▶ [The task]:
Return each line of the listing that contains the string "และให".

▶ [Raw records]:
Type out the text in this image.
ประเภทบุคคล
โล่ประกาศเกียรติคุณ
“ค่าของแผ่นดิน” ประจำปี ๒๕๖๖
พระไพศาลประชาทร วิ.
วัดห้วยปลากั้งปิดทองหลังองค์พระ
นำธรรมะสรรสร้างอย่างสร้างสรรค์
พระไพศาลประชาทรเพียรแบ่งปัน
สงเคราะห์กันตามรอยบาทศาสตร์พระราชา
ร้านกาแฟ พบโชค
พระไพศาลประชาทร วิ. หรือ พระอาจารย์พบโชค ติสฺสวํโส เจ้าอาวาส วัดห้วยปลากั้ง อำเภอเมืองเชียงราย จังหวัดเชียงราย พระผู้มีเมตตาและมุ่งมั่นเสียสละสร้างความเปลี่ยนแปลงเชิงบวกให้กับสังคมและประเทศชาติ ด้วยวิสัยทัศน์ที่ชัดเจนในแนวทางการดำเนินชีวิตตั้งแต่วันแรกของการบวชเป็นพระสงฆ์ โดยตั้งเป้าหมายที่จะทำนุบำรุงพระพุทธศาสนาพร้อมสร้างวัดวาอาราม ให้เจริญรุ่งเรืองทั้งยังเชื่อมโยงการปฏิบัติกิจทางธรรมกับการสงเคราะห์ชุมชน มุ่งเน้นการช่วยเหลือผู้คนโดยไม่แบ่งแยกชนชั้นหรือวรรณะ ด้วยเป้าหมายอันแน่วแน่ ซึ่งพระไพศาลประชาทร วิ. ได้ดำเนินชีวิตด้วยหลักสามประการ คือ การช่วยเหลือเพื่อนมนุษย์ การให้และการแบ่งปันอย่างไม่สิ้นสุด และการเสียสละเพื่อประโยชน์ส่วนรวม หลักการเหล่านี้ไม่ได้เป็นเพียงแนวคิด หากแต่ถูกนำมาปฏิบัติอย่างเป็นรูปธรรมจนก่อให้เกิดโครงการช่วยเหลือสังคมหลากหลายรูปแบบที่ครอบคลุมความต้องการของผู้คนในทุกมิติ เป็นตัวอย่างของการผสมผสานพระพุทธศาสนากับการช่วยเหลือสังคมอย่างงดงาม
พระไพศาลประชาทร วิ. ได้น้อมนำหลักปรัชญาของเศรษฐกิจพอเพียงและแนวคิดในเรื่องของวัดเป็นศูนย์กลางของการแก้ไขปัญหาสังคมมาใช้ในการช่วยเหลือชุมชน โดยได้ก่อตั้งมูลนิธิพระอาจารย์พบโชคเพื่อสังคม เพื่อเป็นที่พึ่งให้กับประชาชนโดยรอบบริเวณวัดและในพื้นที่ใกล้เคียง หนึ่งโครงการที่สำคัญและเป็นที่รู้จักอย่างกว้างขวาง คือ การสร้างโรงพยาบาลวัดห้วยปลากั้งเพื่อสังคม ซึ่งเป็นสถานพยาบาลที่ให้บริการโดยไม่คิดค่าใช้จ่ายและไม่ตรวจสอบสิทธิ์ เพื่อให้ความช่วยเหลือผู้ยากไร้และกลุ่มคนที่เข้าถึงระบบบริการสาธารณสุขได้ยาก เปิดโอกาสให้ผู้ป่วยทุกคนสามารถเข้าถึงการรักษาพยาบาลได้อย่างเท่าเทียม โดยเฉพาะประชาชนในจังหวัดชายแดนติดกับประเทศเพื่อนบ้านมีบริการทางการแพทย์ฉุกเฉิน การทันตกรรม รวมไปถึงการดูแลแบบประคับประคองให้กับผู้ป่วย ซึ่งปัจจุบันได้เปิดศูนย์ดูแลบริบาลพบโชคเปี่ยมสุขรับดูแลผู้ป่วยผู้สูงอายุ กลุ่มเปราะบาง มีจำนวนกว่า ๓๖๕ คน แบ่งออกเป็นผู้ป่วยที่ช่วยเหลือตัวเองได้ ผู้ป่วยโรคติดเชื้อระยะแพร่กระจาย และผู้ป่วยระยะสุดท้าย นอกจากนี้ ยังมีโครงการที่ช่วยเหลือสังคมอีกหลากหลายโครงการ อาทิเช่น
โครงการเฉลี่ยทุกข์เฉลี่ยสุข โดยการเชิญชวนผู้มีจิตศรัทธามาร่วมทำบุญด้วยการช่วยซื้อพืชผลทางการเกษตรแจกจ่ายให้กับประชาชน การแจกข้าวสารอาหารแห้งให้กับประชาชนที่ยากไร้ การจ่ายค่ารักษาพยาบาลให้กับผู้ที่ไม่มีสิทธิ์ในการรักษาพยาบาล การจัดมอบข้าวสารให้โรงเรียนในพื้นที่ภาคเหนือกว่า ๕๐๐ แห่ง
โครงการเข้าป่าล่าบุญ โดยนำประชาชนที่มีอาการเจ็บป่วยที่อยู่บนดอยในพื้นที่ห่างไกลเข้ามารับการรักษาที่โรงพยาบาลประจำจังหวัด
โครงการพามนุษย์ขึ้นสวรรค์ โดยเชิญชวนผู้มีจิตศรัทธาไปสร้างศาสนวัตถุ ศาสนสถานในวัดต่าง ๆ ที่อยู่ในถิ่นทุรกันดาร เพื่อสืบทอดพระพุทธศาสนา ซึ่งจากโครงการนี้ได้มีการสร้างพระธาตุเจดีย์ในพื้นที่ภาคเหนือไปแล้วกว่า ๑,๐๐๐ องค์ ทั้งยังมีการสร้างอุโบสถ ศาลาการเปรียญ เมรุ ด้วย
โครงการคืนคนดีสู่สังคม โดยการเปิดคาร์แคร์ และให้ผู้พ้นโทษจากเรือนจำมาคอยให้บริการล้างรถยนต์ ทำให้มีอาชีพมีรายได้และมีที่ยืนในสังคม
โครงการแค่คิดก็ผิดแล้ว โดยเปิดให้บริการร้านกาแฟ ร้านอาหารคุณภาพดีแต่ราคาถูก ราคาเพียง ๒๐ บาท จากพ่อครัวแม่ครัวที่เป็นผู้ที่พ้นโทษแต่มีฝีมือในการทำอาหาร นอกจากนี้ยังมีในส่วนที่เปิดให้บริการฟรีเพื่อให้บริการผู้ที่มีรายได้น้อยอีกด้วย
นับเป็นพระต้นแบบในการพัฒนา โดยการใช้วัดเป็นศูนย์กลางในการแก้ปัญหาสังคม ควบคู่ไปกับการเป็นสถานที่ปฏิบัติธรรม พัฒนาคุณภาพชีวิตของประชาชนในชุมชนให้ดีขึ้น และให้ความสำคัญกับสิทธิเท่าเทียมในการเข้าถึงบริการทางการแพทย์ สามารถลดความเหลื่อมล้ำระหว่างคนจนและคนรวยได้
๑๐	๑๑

▶ [Exercise output]:
โครงการคืนคนดีสู่สังคม โดยการเปิดคาร์แคร์ และให้ผู้พ้นโทษจากเรือนจำมาคอยให้บริการล้างรถยนต์ ทำให้มีอาชีพมีรายได้และมีที่ยืนในสังคม
นับเป็นพระต้นแบบในการพัฒนา โดยการใช้วัดเป็นศูนย์กลางในการแก้ปัญหาสังคม ควบคู่ไปกับการเป็นสถานที่ปฏิบัติธรรม พัฒนาคุณภาพชีวิตของประชาชนในชุมชนให้ดีขึ้น และให้ความสำคัญกับสิทธิเท่าเทียมในการเข้าถึงบริการทางการแพทย์ สามารถลดความเหลื่อมล้ำระหว่างคนจนและคนรวยได้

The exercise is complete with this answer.